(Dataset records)
[BEGIN]

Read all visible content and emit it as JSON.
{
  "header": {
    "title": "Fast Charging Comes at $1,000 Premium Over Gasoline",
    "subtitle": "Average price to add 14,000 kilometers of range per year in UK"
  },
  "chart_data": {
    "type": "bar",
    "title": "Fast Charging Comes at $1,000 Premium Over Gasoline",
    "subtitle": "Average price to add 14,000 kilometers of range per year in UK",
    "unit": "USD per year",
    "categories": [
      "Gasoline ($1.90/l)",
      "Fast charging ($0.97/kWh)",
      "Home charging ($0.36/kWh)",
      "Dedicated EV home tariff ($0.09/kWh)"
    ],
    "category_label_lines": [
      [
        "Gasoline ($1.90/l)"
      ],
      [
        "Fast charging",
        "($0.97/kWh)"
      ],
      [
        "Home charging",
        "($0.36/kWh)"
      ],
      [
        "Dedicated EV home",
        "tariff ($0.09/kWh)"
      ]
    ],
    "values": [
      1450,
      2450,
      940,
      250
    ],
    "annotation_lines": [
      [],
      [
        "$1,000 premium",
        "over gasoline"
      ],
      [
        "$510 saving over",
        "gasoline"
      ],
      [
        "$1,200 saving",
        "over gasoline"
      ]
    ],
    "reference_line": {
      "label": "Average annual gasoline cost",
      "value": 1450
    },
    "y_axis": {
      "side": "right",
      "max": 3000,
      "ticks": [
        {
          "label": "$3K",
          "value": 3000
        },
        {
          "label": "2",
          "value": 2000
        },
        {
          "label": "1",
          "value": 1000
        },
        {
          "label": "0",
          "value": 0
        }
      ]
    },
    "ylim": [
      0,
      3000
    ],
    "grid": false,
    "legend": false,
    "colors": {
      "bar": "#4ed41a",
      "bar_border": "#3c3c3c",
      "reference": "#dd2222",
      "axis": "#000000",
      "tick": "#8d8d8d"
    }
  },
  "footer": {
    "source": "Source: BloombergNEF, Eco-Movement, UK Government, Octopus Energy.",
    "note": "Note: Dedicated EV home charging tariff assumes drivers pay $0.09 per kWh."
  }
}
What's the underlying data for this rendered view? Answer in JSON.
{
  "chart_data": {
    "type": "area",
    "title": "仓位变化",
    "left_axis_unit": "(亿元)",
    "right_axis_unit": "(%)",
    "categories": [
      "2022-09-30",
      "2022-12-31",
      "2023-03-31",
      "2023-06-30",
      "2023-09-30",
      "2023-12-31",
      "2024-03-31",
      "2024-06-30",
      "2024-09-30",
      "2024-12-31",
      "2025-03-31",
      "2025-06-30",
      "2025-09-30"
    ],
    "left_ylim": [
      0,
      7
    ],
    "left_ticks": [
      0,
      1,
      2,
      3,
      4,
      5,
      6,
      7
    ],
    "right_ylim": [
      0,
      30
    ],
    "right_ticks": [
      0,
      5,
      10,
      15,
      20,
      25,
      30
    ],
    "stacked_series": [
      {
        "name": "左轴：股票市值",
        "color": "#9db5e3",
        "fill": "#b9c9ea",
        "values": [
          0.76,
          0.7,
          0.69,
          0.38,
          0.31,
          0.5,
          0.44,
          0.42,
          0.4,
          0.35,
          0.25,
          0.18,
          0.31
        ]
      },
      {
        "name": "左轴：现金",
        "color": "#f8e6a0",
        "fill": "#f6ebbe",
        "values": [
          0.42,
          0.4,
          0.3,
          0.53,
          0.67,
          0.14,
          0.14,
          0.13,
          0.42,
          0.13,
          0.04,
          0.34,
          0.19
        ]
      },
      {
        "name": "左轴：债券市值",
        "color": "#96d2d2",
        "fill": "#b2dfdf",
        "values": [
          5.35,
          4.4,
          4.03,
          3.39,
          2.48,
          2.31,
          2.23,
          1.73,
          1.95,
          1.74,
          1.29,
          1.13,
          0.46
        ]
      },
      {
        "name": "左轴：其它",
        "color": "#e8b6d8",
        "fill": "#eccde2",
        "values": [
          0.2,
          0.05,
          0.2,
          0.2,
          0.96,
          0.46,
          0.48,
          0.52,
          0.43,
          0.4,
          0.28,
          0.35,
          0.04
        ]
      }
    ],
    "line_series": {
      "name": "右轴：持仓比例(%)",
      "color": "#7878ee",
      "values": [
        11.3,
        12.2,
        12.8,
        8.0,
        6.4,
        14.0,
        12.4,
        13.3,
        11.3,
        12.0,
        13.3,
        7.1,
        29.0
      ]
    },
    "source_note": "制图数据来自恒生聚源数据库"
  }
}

[END]

What you need to do
Recopy all the lines exactly as they appear.

Answer to this task
Read all visible content and emit it as JSON.
{
  "header": {
    "title": "Fast Charging Comes at $1,000 Premium Over Gasoline",
    "subtitle": "Average price to add 14,000 kilometers of range per year in UK"
  },
  "chart_data": {
    "type": "bar",
    "title": "Fast Charging Comes at $1,000 Premium Over Gasoline",
    "subtitle": "Average price to add 14,000 kilometers of range per year in UK",
    "unit": "USD per year",
    "categories": [
      "Gasoline ($1.90/l)",
      "Fast charging ($0.97/kWh)",
      "Home charging ($0.36/kWh)",
      "Dedicated EV home tariff ($0.09/kWh)"
    ],
    "category_label_lines": [
      [
        "Gasoline ($1.90/l)"
      ],
      [
        "Fast charging",
        "($0.97/kWh)"
      ],
      [
        "Home charging",
        "($0.36/kWh)"
      ],
      [
        "Dedicated EV home",
        "tariff ($0.09/kWh)"
      ]
    ],
    "values": [
      1450,
      2450,
      940,
      250
    ],
    "annotation_lines": [
      [],
      [
        "$1,000 premium",
        "over gasoline"
      ],
      [
        "$510 saving over",
        "gasoline"
      ],
      [
        "$1,200 saving",
        "over gasoline"
      ]
    ],
    "reference_line": {
      "label": "Average annual gasoline cost",
      "value": 1450
    },
    "y_axis": {
      "side": "right",
      "max": 3000,
      "ticks": [
        {
          "label": "$3K",
          "value": 3000
        },
        {
          "label": "2",
          "value": 2000
        },
        {
          "label": "1",
          "value": 1000
        },
        {
          "label": "0",
          "value": 0
        }
      ]
    },
    "ylim": [
      0,
      3000
    ],
    "grid": false,
    "legend": false,
    "colors": {
      "bar": "#4ed41a",
      "bar_border": "#3c3c3c",
      "reference": "#dd2222",
      "axis": "#000000",
      "tick": "#8d8d8d"
    }
  },
  "footer": {
    "source": "Source: BloombergNEF, Eco-Movement, UK Government, Octopus Energy.",
    "note": "Note: Dedicated EV home charging tariff assumes drivers pay $0.09 per kWh."
  }
}
What's the underlying data for this rendered view? Answer in JSON.
{
  "chart_data": {
    "type": "area",
    "title": "仓位变化",
    "left_axis_unit": "(亿元)",
    "right_axis_unit": "(%)",
    "categories": [
      "2022-09-30",
      "2022-12-31",
      "2023-03-31",
      "2023-06-30",
      "2023-09-30",
      "2023-12-31",
      "2024-03-31",
      "2024-06-30",
      "2024-09-30",
      "2024-12-31",
      "2025-03-31",
      "2025-06-30",
      "2025-09-30"
    ],
    "left_ylim": [
      0,
      7
    ],
    "left_ticks": [
      0,
      1,
      2,
      3,
      4,
      5,
      6,
      7
    ],
    "right_ylim": [
      0,
      30
    ],
    "right_ticks": [
      0,
      5,
      10,
      15,
      20,
      25,
      30
    ],
    "stacked_series": [
      {
        "name": "左轴：股票市值",
        "color": "#9db5e3",
        "fill": "#b9c9ea",
        "values": [
          0.76,
          0.7,
          0.69,
          0.38,
          0.31,
          0.5,
          0.44,
          0.42,
          0.4,
          0.35,
          0.25,
          0.18,
          0.31
        ]
      },
      {
        "name": "左轴：现金",
        "color": "#f8e6a0",
        "fill": "#f6ebbe",
        "values": [
          0.42,
          0.4,
          0.3,
          0.53,
          0.67,
          0.14,
          0.14,
          0.13,
          0.42,
          0.13,
          0.04,
          0.34,
          0.19
        ]
      },
      {
        "name": "左轴：债券市值",
        "color": "#96d2d2",
        "fill": "#b2dfdf",
        "values": [
          5.35,
          4.4,
          4.03,
          3.39,
          2.48,
          2.31,
          2.23,
          1.73,
          1.95,
          1.74,
          1.29,
          1.13,
          0.46
        ]
      },
      {
        "name": "左轴：其它",
        "color": "#e8b6d8",
        "fill": "#eccde2",
        "values": [
          0.2,
          0.05,
          0.2,
          0.2,
          0.96,
          0.46,
          0.48,
          0.52,
          0.43,
          0.4,
          0.28,
          0.35,
          0.04
        ]
      }
    ],
    "line_series": {
      "name": "右轴：持仓比例(%)",
      "color": "#7878ee",
      "values": [
        11.3,
        12.2,
        12.8,
        8.0,
        6.4,
        14.0,
        12.4,
        13.3,
        11.3,
        12.0,
        13.3,
        7.1,
        29.0
      ]
    },
    "source_note": "制图数据来自恒生聚源数据库"
  }
}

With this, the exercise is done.